#### [EXCERPTED DATA]
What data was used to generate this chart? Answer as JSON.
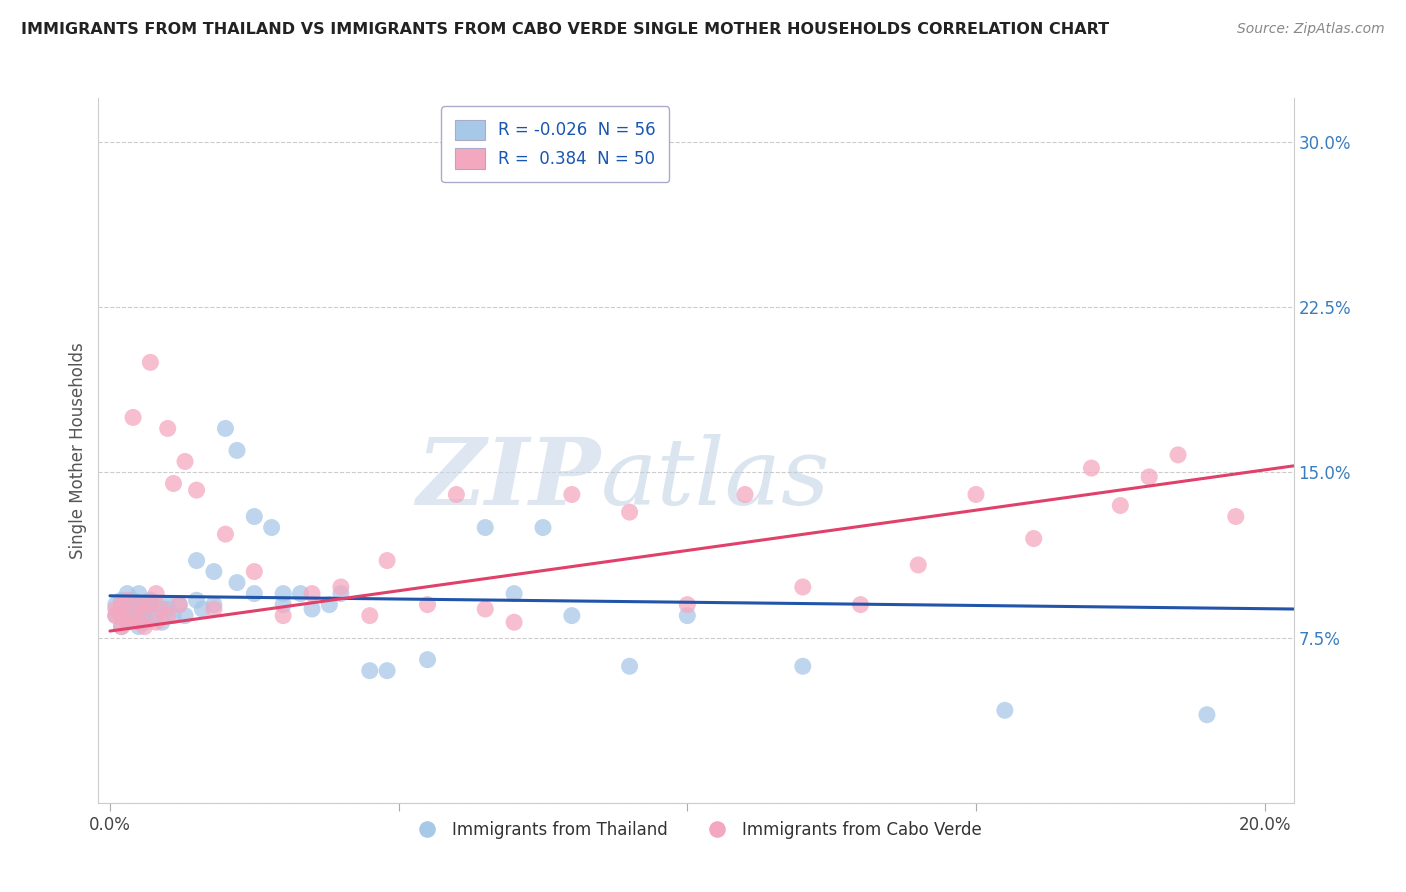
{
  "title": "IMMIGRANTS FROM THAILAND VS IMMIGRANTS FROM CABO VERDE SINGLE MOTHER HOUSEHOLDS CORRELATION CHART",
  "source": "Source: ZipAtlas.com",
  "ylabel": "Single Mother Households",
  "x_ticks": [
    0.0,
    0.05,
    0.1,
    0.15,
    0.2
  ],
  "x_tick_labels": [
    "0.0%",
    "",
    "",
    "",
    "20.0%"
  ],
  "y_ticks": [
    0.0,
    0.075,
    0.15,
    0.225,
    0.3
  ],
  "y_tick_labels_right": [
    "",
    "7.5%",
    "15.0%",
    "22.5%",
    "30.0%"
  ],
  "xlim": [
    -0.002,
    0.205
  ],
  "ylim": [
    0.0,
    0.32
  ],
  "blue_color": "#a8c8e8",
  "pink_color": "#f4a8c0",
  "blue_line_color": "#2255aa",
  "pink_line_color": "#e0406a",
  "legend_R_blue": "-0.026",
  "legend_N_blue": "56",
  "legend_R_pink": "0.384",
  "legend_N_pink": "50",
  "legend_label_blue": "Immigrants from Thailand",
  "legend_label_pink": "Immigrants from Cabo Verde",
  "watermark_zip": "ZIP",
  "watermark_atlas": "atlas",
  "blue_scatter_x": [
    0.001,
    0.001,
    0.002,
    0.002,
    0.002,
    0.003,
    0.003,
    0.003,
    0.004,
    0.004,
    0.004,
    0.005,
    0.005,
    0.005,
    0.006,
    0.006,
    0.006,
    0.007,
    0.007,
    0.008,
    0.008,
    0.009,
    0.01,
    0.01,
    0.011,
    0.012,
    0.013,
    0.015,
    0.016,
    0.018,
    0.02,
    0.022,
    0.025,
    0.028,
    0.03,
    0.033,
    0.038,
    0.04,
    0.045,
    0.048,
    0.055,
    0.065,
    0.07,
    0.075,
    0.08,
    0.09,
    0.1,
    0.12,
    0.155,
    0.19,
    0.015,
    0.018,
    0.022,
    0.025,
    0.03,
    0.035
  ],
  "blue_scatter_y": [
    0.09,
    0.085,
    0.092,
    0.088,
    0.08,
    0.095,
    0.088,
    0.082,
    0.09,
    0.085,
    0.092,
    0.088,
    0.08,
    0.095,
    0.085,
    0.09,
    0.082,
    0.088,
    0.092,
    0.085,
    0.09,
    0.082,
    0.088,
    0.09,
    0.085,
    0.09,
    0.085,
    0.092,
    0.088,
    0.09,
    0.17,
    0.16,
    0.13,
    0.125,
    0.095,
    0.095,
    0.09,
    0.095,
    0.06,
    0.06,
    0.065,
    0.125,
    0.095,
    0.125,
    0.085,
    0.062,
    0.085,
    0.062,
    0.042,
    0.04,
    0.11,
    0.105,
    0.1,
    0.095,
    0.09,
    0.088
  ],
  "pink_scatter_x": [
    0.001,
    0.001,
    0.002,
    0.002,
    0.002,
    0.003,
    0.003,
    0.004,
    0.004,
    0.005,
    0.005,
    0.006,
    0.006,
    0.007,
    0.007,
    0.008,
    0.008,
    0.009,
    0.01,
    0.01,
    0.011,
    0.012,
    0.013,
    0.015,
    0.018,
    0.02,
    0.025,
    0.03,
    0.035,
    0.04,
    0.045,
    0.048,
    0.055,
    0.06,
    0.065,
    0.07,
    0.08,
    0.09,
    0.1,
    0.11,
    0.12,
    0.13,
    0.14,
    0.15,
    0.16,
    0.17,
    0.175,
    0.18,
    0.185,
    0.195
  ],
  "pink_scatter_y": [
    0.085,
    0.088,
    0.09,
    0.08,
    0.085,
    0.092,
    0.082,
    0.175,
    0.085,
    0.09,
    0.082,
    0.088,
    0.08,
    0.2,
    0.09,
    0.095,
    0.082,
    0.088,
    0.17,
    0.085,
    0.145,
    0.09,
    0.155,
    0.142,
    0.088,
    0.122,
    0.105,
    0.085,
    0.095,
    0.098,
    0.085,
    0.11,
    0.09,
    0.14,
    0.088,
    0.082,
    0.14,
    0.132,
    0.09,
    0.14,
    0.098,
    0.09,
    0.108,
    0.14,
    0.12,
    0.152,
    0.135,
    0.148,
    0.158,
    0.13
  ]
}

#### [INSTRUCTIONS FOR THE TASK]
Copy each line exactly, and leave the pictures out of your copy.

#### [ANSWER TO THIS PROBLEM]
What data was used to generate this chart? Answer as JSON.
{
  "title": "IMMIGRANTS FROM THAILAND VS IMMIGRANTS FROM CABO VERDE SINGLE MOTHER HOUSEHOLDS CORRELATION CHART",
  "source": "Source: ZipAtlas.com",
  "ylabel": "Single Mother Households",
  "x_ticks": [
    0.0,
    0.05,
    0.1,
    0.15,
    0.2
  ],
  "x_tick_labels": [
    "0.0%",
    "",
    "",
    "",
    "20.0%"
  ],
  "y_ticks": [
    0.0,
    0.075,
    0.15,
    0.225,
    0.3
  ],
  "y_tick_labels_right": [
    "",
    "7.5%",
    "15.0%",
    "22.5%",
    "30.0%"
  ],
  "xlim": [
    -0.002,
    0.205
  ],
  "ylim": [
    0.0,
    0.32
  ],
  "blue_color": "#a8c8e8",
  "pink_color": "#f4a8c0",
  "blue_line_color": "#2255aa",
  "pink_line_color": "#e0406a",
  "legend_R_blue": "-0.026",
  "legend_N_blue": "56",
  "legend_R_pink": "0.384",
  "legend_N_pink": "50",
  "legend_label_blue": "Immigrants from Thailand",
  "legend_label_pink": "Immigrants from Cabo Verde",
  "watermark_zip": "ZIP",
  "watermark_atlas": "atlas",
  "blue_scatter_x": [
    0.001,
    0.001,
    0.002,
    0.002,
    0.002,
    0.003,
    0.003,
    0.003,
    0.004,
    0.004,
    0.004,
    0.005,
    0.005,
    0.005,
    0.006,
    0.006,
    0.006,
    0.007,
    0.007,
    0.008,
    0.008,
    0.009,
    0.01,
    0.01,
    0.011,
    0.012,
    0.013,
    0.015,
    0.016,
    0.018,
    0.02,
    0.022,
    0.025,
    0.028,
    0.03,
    0.033,
    0.038,
    0.04,
    0.045,
    0.048,
    0.055,
    0.065,
    0.07,
    0.075,
    0.08,
    0.09,
    0.1,
    0.12,
    0.155,
    0.19,
    0.015,
    0.018,
    0.022,
    0.025,
    0.03,
    0.035
  ],
  "blue_scatter_y": [
    0.09,
    0.085,
    0.092,
    0.088,
    0.08,
    0.095,
    0.088,
    0.082,
    0.09,
    0.085,
    0.092,
    0.088,
    0.08,
    0.095,
    0.085,
    0.09,
    0.082,
    0.088,
    0.092,
    0.085,
    0.09,
    0.082,
    0.088,
    0.09,
    0.085,
    0.09,
    0.085,
    0.092,
    0.088,
    0.09,
    0.17,
    0.16,
    0.13,
    0.125,
    0.095,
    0.095,
    0.09,
    0.095,
    0.06,
    0.06,
    0.065,
    0.125,
    0.095,
    0.125,
    0.085,
    0.062,
    0.085,
    0.062,
    0.042,
    0.04,
    0.11,
    0.105,
    0.1,
    0.095,
    0.09,
    0.088
  ],
  "pink_scatter_x": [
    0.001,
    0.001,
    0.002,
    0.002,
    0.002,
    0.003,
    0.003,
    0.004,
    0.004,
    0.005,
    0.005,
    0.006,
    0.006,
    0.007,
    0.007,
    0.008,
    0.008,
    0.009,
    0.01,
    0.01,
    0.011,
    0.012,
    0.013,
    0.015,
    0.018,
    0.02,
    0.025,
    0.03,
    0.035,
    0.04,
    0.045,
    0.048,
    0.055,
    0.06,
    0.065,
    0.07,
    0.08,
    0.09,
    0.1,
    0.11,
    0.12,
    0.13,
    0.14,
    0.15,
    0.16,
    0.17,
    0.175,
    0.18,
    0.185,
    0.195
  ],
  "pink_scatter_y": [
    0.085,
    0.088,
    0.09,
    0.08,
    0.085,
    0.092,
    0.082,
    0.175,
    0.085,
    0.09,
    0.082,
    0.088,
    0.08,
    0.2,
    0.09,
    0.095,
    0.082,
    0.088,
    0.17,
    0.085,
    0.145,
    0.09,
    0.155,
    0.142,
    0.088,
    0.122,
    0.105,
    0.085,
    0.095,
    0.098,
    0.085,
    0.11,
    0.09,
    0.14,
    0.088,
    0.082,
    0.14,
    0.132,
    0.09,
    0.14,
    0.098,
    0.09,
    0.108,
    0.14,
    0.12,
    0.152,
    0.135,
    0.148,
    0.158,
    0.13
  ]
}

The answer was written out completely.